(Data listing)
.....
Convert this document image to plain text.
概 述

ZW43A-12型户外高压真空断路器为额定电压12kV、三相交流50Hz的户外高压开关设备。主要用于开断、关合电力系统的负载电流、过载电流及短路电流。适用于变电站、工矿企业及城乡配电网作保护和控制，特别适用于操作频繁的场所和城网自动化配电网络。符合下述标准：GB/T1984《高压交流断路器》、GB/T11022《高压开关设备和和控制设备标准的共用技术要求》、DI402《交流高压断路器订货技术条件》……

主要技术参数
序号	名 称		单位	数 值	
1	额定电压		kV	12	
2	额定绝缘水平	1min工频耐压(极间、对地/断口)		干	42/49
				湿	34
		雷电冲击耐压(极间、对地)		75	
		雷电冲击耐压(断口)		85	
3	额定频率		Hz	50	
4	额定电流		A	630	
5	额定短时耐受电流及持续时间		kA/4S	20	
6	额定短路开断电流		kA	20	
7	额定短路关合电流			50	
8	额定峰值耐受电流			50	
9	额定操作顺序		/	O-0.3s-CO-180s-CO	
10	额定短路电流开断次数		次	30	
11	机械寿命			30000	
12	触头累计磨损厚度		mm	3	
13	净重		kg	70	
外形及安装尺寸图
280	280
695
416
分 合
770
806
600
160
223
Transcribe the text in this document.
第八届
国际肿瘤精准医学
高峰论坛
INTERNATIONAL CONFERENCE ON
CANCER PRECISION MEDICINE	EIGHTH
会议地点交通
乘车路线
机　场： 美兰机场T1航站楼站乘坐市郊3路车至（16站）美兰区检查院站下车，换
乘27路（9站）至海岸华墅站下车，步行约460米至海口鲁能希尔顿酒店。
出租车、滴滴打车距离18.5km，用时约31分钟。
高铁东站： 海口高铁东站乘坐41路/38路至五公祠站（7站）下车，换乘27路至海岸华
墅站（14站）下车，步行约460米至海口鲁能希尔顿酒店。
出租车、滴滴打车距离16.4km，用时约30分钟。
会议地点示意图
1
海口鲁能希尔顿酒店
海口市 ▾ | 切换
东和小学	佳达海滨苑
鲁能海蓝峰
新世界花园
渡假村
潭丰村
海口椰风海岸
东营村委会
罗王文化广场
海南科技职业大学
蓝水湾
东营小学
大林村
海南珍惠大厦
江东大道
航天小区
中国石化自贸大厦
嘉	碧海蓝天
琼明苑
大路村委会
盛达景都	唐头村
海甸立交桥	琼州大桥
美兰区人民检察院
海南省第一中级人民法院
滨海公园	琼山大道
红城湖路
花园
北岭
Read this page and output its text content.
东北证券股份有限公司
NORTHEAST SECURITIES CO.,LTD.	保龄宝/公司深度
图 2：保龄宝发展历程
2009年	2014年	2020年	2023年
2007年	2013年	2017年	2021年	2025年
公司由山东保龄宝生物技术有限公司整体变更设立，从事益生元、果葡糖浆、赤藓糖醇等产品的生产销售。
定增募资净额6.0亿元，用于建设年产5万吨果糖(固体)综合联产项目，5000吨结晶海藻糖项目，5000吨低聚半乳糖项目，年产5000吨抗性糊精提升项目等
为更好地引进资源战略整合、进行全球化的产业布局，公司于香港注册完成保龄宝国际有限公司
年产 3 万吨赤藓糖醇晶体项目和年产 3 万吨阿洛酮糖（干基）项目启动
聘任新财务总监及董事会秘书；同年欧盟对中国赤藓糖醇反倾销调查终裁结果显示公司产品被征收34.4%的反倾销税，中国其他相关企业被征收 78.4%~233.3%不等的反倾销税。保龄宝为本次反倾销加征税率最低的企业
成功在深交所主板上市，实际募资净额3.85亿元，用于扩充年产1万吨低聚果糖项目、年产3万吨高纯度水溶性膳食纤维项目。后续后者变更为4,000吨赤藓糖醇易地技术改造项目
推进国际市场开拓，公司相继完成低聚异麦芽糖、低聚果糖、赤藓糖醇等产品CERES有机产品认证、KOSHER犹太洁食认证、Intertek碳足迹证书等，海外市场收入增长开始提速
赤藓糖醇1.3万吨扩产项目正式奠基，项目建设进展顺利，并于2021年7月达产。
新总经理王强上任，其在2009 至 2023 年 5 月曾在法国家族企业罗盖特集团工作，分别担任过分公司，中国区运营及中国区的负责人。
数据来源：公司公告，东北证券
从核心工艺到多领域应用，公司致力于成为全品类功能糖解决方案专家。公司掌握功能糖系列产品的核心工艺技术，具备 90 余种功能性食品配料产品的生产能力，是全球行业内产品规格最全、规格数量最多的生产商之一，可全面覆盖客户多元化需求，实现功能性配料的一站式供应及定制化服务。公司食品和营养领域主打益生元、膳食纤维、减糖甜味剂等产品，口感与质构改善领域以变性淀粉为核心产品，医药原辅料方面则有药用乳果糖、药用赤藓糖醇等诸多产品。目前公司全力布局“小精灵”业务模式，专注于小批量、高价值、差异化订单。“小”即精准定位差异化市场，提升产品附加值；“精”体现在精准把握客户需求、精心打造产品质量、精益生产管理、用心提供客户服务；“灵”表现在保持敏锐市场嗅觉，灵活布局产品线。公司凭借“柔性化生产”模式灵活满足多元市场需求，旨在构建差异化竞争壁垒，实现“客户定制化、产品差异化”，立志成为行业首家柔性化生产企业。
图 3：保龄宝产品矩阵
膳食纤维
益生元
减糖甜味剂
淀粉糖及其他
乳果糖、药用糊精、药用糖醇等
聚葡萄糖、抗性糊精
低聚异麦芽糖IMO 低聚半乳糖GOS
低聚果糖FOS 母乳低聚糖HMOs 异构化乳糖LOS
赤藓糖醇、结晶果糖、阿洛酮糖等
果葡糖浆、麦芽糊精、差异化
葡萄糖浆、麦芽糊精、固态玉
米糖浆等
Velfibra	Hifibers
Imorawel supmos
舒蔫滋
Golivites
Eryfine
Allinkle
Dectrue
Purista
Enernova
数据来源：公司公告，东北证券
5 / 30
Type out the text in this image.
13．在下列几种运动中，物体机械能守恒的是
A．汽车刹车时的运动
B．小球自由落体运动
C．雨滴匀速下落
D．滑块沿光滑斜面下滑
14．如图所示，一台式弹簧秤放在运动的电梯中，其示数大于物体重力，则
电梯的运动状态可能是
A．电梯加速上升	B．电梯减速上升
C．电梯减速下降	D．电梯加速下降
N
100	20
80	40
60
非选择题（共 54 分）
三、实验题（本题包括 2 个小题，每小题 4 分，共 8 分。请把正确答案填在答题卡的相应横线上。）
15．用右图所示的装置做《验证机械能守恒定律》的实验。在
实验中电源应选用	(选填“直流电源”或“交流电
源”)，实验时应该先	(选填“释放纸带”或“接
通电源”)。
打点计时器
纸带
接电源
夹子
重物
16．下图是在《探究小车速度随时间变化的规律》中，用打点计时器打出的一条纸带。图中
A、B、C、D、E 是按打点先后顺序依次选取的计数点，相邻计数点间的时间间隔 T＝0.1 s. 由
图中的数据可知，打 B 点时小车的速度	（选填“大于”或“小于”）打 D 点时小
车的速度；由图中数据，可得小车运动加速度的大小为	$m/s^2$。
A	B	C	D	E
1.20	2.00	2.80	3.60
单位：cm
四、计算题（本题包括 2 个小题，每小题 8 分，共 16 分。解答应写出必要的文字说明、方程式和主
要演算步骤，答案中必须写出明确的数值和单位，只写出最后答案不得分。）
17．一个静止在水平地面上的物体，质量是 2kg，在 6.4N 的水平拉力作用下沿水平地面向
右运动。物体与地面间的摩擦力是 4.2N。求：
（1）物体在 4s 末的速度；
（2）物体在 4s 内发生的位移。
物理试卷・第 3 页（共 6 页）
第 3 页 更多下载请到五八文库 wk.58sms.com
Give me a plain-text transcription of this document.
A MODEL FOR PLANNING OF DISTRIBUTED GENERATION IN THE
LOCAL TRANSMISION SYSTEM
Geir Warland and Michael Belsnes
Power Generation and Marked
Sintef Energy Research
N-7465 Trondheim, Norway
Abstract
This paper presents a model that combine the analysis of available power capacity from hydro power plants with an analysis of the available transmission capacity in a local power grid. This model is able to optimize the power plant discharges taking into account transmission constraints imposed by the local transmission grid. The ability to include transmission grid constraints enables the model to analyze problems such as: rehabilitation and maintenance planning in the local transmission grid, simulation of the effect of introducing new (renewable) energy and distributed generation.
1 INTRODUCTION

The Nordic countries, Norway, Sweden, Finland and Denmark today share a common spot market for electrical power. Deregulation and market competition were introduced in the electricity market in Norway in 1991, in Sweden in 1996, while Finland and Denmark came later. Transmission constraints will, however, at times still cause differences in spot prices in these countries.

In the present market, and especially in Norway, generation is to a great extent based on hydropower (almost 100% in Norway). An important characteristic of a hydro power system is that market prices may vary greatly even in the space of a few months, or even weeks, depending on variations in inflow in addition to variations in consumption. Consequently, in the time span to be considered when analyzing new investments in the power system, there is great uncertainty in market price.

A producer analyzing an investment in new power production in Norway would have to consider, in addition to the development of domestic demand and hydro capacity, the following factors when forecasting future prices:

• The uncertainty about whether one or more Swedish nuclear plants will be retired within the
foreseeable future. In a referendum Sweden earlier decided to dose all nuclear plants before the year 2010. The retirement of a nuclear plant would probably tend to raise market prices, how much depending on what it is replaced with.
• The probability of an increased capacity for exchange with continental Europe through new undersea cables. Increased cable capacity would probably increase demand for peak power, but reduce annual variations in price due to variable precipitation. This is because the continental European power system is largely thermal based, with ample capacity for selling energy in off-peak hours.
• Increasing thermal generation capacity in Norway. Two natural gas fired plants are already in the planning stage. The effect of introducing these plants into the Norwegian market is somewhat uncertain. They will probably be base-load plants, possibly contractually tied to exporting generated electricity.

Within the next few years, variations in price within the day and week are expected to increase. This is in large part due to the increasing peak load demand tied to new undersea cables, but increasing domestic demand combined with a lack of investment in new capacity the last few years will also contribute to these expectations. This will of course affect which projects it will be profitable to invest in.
.....
REQUIRED WORK :: Where a line above holds the string "document", show that line.

THE ANSWER ::
Convert this document image to plain text.
Transcribe the text in this document.
Give me a plain-text transcription of this document.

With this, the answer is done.